<<<<

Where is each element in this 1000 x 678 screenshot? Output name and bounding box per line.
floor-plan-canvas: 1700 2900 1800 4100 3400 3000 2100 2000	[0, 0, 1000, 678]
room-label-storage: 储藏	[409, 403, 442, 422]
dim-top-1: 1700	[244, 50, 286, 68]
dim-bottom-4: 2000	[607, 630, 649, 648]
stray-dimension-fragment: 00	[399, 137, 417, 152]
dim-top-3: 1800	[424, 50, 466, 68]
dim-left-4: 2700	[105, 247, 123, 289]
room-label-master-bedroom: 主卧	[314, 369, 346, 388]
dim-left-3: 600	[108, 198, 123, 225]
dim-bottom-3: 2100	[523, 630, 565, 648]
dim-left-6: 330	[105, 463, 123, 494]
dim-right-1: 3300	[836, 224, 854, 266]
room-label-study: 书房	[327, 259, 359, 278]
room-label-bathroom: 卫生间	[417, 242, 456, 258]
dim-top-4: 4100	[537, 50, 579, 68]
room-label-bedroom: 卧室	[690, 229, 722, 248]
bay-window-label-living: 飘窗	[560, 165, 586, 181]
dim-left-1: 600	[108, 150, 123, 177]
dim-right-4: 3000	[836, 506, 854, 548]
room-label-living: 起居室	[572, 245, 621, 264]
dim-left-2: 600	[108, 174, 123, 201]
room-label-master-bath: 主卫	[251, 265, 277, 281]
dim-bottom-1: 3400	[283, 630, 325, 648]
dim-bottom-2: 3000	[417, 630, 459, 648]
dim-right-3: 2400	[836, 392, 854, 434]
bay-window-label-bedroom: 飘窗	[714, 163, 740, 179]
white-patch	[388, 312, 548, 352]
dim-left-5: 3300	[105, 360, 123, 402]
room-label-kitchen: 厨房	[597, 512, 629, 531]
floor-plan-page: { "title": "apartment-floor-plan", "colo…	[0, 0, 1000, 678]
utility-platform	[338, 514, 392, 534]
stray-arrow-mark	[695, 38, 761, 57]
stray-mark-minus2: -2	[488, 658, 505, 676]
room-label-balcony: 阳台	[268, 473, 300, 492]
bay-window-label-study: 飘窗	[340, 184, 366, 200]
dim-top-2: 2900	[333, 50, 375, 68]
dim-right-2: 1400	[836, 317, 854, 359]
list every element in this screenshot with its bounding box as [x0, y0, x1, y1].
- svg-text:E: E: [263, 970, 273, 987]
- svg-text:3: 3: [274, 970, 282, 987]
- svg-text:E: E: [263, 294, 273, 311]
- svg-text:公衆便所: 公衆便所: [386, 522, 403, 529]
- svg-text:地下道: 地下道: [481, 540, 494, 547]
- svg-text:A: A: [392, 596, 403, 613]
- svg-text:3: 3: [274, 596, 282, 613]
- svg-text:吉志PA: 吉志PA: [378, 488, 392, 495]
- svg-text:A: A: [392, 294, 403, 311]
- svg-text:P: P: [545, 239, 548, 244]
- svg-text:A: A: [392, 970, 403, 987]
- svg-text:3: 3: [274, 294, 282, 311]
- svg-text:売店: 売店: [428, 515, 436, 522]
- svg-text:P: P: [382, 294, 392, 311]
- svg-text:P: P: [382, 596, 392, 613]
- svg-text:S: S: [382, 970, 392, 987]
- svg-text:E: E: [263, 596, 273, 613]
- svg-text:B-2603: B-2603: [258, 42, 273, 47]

>>>>

What this task involves
Copy both entries above word for word, keeping every line and character unchanged.

Expected output
Where is each element in this 1000 x 678 screenshot? Output name and bounding box per line.
floor-plan-canvas: 1700 2900 1800 4100 3400 3000 2100 2000	[0, 0, 1000, 678]
room-label-storage: 储藏	[409, 403, 442, 422]
dim-top-1: 1700	[244, 50, 286, 68]
dim-bottom-4: 2000	[607, 630, 649, 648]
stray-dimension-fragment: 00	[399, 137, 417, 152]
dim-top-3: 1800	[424, 50, 466, 68]
dim-left-4: 2700	[105, 247, 123, 289]
room-label-master-bedroom: 主卧	[314, 369, 346, 388]
dim-left-3: 600	[108, 198, 123, 225]
dim-bottom-3: 2100	[523, 630, 565, 648]
dim-left-6: 330	[105, 463, 123, 494]
dim-right-1: 3300	[836, 224, 854, 266]
room-label-study: 书房	[327, 259, 359, 278]
room-label-bathroom: 卫生间	[417, 242, 456, 258]
dim-top-4: 4100	[537, 50, 579, 68]
room-label-bedroom: 卧室	[690, 229, 722, 248]
bay-window-label-living: 飘窗	[560, 165, 586, 181]
dim-left-1: 600	[108, 150, 123, 177]
dim-right-4: 3000	[836, 506, 854, 548]
room-label-living: 起居室	[572, 245, 621, 264]
dim-left-2: 600	[108, 174, 123, 201]
room-label-master-bath: 主卫	[251, 265, 277, 281]
dim-bottom-1: 3400	[283, 630, 325, 648]
dim-bottom-2: 3000	[417, 630, 459, 648]
dim-right-3: 2400	[836, 392, 854, 434]
bay-window-label-bedroom: 飘窗	[714, 163, 740, 179]
white-patch	[388, 312, 548, 352]
dim-left-5: 3300	[105, 360, 123, 402]
room-label-kitchen: 厨房	[597, 512, 629, 531]
floor-plan-page: { "title": "apartment-floor-plan", "colo…	[0, 0, 1000, 678]
utility-platform	[338, 514, 392, 534]
stray-arrow-mark	[695, 38, 761, 57]
stray-mark-minus2: -2	[488, 658, 505, 676]
room-label-balcony: 阳台	[268, 473, 300, 492]
bay-window-label-study: 飘窗	[340, 184, 366, 200]
dim-top-2: 2900	[333, 50, 375, 68]
dim-right-2: 1400	[836, 317, 854, 359]
list every element in this screenshot with its bounding box as [x0, y0, x1, y1].
- svg-text:E: E: [263, 970, 273, 987]
- svg-text:3: 3: [274, 970, 282, 987]
- svg-text:E: E: [263, 294, 273, 311]
- svg-text:公衆便所: 公衆便所: [386, 522, 403, 529]
- svg-text:地下道: 地下道: [481, 540, 494, 547]
- svg-text:A: A: [392, 596, 403, 613]
- svg-text:3: 3: [274, 596, 282, 613]
- svg-text:吉志PA: 吉志PA: [378, 488, 392, 495]
- svg-text:A: A: [392, 294, 403, 311]
- svg-text:P: P: [545, 239, 548, 244]
- svg-text:A: A: [392, 970, 403, 987]
- svg-text:3: 3: [274, 294, 282, 311]
- svg-text:売店: 売店: [428, 515, 436, 522]
- svg-text:P: P: [382, 294, 392, 311]
- svg-text:P: P: [382, 596, 392, 613]
- svg-text:S: S: [382, 970, 392, 987]
- svg-text:E: E: [263, 596, 273, 613]
- svg-text:B-2603: B-2603: [258, 42, 273, 47]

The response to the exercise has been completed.